Data records:
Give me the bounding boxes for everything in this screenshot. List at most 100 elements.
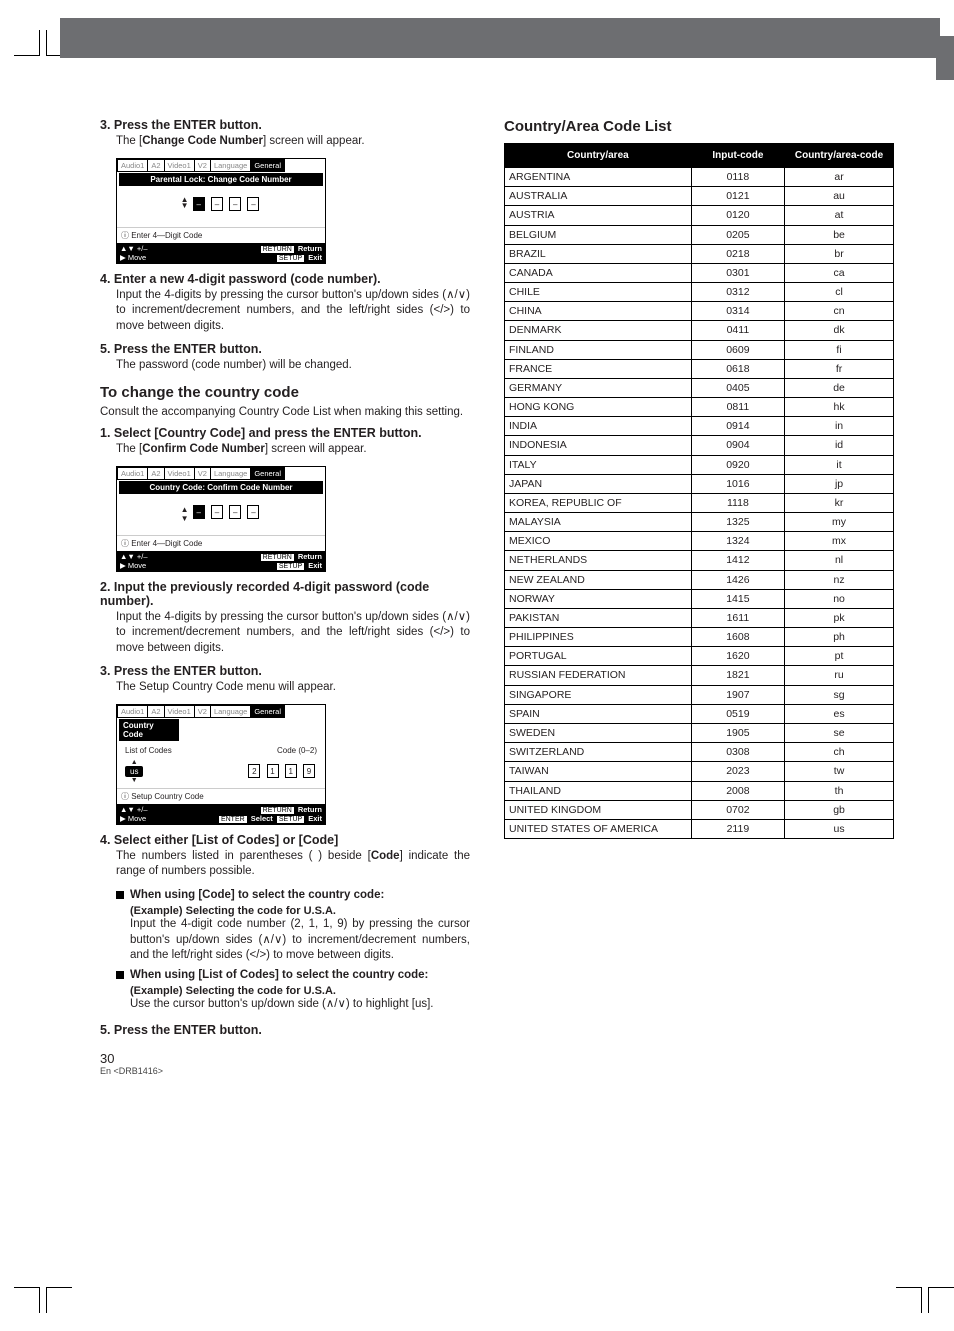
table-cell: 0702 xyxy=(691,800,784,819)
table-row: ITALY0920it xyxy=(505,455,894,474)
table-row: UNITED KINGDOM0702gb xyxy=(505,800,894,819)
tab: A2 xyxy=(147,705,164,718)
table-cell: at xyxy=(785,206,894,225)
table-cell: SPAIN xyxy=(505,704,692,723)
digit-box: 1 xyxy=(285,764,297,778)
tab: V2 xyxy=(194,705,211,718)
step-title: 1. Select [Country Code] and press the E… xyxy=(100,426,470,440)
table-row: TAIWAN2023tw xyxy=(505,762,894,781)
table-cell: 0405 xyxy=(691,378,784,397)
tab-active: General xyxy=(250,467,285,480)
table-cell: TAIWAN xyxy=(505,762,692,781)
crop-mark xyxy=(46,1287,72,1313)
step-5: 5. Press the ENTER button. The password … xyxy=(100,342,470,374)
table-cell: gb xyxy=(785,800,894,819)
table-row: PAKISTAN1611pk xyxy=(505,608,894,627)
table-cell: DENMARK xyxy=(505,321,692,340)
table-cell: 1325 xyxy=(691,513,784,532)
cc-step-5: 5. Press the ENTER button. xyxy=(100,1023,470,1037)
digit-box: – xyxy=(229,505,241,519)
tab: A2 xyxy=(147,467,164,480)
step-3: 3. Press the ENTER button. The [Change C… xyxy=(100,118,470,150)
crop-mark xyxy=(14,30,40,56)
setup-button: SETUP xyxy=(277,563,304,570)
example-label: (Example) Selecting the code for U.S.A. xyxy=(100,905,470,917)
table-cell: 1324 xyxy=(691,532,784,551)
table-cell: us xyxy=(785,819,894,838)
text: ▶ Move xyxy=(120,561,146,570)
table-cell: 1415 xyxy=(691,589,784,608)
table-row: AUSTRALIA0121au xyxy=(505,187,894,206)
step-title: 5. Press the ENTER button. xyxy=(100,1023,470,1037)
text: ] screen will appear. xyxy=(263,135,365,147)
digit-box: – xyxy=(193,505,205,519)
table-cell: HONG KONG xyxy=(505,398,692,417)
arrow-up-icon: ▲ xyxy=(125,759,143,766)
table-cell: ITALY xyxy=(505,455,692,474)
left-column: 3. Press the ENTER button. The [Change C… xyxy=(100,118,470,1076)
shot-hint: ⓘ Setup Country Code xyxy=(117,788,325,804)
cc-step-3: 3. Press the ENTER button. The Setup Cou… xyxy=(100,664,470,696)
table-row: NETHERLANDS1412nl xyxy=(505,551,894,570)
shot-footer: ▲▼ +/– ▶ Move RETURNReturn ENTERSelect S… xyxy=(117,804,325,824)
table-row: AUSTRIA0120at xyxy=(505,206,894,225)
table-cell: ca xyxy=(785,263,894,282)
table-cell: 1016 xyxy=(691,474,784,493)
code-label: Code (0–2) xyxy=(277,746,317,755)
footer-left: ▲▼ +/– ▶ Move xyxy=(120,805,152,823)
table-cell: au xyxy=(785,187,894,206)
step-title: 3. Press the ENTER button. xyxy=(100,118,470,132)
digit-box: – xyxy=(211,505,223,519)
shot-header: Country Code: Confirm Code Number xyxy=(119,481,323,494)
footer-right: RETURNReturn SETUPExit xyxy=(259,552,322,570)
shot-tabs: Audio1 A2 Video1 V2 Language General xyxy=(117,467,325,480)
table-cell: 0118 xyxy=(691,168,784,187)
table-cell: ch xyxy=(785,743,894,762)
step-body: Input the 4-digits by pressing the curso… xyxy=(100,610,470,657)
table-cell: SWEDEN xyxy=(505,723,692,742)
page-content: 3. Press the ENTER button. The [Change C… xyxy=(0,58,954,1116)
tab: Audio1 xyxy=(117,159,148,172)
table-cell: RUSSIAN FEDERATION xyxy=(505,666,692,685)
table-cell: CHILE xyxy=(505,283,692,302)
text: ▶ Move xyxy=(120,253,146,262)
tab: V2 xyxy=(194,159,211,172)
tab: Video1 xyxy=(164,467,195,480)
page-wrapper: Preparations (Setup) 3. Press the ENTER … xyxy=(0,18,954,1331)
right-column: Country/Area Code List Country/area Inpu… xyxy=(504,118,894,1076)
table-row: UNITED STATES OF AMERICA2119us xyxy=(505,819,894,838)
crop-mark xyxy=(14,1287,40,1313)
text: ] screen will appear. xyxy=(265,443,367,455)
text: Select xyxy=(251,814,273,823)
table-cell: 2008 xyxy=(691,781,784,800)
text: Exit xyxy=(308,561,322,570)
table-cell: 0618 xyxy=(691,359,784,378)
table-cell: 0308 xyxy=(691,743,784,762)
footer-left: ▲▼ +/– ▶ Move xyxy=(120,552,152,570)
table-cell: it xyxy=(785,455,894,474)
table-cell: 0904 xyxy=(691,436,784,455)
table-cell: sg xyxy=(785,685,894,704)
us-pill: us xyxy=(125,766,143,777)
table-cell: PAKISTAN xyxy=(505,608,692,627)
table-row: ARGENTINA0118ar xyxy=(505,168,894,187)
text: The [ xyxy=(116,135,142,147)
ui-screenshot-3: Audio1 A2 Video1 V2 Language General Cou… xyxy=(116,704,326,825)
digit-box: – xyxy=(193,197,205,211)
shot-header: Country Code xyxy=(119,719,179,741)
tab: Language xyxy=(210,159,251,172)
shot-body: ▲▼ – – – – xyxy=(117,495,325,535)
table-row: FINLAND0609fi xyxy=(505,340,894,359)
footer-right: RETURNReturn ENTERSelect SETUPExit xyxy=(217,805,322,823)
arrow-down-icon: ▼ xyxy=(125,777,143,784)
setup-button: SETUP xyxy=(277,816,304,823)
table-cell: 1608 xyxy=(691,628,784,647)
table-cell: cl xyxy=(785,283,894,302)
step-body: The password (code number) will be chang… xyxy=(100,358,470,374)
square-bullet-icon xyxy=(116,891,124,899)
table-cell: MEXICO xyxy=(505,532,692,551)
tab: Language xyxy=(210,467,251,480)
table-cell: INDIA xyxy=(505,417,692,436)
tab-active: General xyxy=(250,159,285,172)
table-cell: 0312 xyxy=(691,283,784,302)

--

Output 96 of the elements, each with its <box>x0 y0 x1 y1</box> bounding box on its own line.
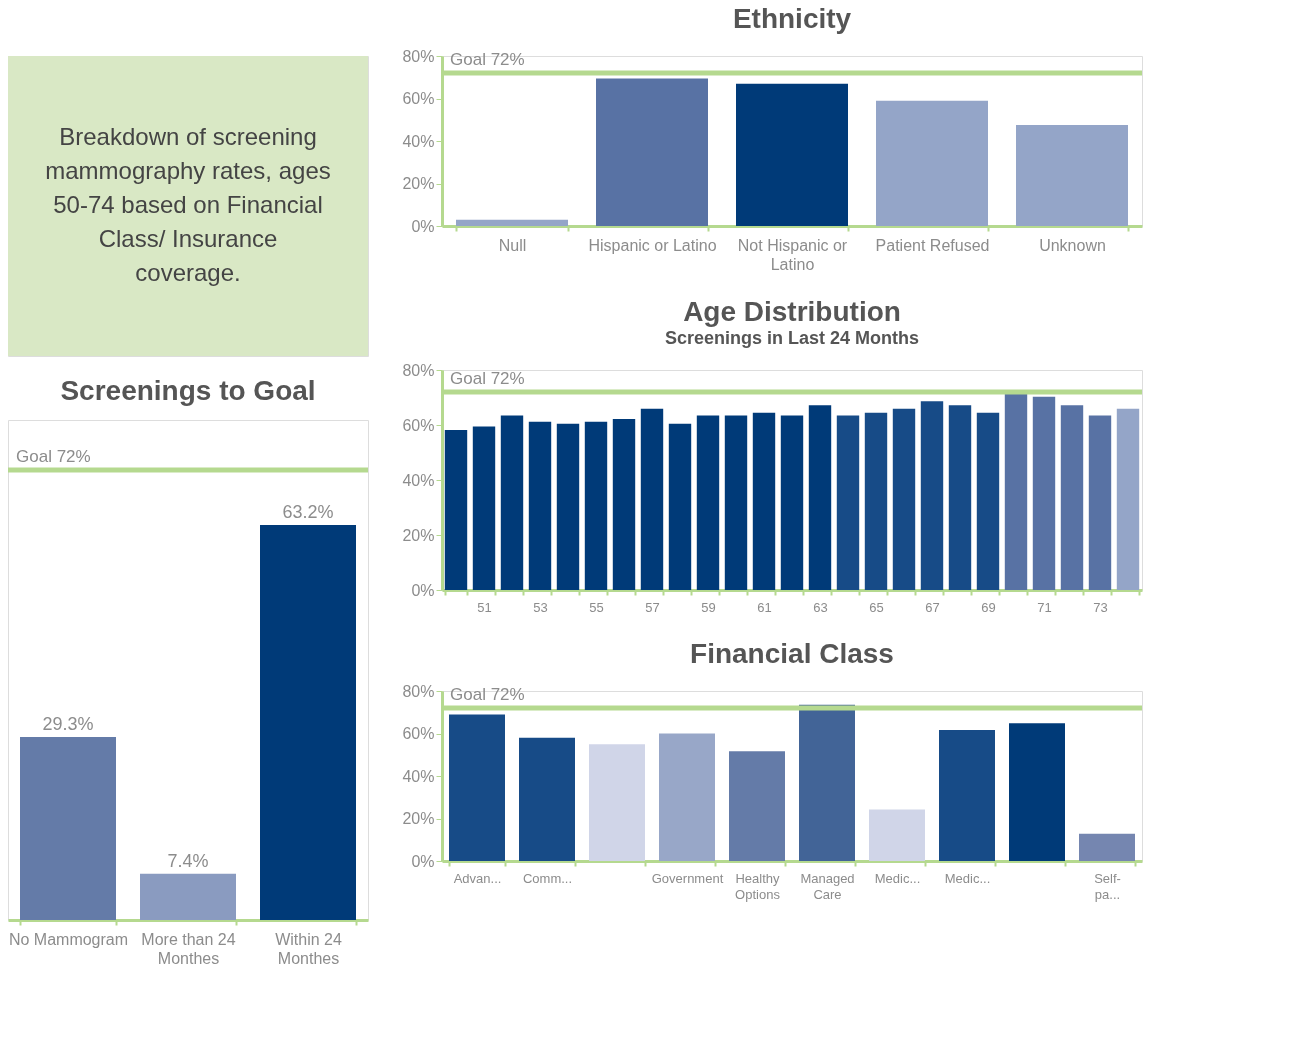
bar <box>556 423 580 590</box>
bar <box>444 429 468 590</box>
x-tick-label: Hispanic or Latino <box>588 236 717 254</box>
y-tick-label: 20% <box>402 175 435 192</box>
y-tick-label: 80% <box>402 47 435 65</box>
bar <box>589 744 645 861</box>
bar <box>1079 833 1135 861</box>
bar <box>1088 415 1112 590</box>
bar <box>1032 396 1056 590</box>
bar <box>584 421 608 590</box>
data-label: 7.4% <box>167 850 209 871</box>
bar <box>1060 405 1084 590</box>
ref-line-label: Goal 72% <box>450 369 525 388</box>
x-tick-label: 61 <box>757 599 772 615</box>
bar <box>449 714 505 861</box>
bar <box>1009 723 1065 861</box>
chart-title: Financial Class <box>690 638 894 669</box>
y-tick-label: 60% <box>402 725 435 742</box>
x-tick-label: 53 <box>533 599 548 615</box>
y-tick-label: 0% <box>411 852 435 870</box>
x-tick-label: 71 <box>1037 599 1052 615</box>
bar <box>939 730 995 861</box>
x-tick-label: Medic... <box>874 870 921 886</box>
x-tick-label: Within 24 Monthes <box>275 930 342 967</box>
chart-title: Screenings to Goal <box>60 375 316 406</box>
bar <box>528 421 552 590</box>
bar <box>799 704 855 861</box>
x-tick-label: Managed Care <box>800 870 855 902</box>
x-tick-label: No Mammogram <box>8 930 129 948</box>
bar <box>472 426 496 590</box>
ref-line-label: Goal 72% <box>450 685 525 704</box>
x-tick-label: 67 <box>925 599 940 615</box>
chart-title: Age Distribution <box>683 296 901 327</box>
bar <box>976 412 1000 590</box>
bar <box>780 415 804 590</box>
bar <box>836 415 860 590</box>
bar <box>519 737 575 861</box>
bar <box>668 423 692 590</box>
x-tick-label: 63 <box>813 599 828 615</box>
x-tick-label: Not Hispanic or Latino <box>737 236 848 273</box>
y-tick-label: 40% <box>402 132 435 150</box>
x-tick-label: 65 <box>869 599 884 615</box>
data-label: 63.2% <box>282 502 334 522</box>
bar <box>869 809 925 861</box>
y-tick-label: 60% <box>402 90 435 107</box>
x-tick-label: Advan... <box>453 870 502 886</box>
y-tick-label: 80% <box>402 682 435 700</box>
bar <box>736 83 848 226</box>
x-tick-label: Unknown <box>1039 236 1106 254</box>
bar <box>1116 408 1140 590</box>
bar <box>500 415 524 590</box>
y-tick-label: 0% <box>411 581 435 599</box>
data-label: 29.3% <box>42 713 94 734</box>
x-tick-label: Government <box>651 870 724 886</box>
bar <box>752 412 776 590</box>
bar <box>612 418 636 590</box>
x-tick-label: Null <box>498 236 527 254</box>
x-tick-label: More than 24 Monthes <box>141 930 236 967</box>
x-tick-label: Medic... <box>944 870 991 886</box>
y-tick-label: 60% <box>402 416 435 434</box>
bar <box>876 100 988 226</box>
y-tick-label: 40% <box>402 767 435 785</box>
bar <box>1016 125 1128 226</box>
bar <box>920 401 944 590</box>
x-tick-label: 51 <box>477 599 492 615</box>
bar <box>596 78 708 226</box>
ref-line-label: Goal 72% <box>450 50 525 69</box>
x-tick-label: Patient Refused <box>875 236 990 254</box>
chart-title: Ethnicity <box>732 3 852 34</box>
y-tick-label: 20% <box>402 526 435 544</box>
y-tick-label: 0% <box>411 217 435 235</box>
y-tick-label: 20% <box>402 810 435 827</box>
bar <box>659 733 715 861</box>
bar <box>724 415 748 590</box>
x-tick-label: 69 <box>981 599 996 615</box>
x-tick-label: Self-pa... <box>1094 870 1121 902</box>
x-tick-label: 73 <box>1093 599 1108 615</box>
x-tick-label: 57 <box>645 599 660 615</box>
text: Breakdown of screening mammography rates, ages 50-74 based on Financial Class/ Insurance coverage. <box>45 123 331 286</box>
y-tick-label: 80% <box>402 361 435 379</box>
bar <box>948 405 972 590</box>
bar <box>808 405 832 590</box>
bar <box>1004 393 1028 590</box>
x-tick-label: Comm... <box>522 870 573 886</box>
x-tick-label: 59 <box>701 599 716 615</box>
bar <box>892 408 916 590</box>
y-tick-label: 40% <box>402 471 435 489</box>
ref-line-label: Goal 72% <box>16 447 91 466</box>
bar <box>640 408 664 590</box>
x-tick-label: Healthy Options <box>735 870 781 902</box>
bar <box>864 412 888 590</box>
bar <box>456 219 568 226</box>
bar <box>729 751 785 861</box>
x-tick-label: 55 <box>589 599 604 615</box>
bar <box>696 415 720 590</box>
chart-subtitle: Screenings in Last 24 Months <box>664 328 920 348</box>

What the task requires:
Copy every record from the line containing "table-cell: 0702 xyxy=(691,800,784,819)" down to the line containing "tab: V2 xyxy=(194,705,211,718)", including both of those lines, with no changes.

Task result:
table-cell: 0702 xyxy=(691,800,784,819)
table-row: ITALY0920it xyxy=(505,455,894,474)
table-row: UNITED KINGDOM0702gb xyxy=(505,800,894,819)
tab: A2 xyxy=(147,705,164,718)
table-cell: at xyxy=(785,206,894,225)
table-cell: SPAIN xyxy=(505,704,692,723)
digit-box: 1 xyxy=(285,764,297,778)
tab: V2 xyxy=(194,705,211,718)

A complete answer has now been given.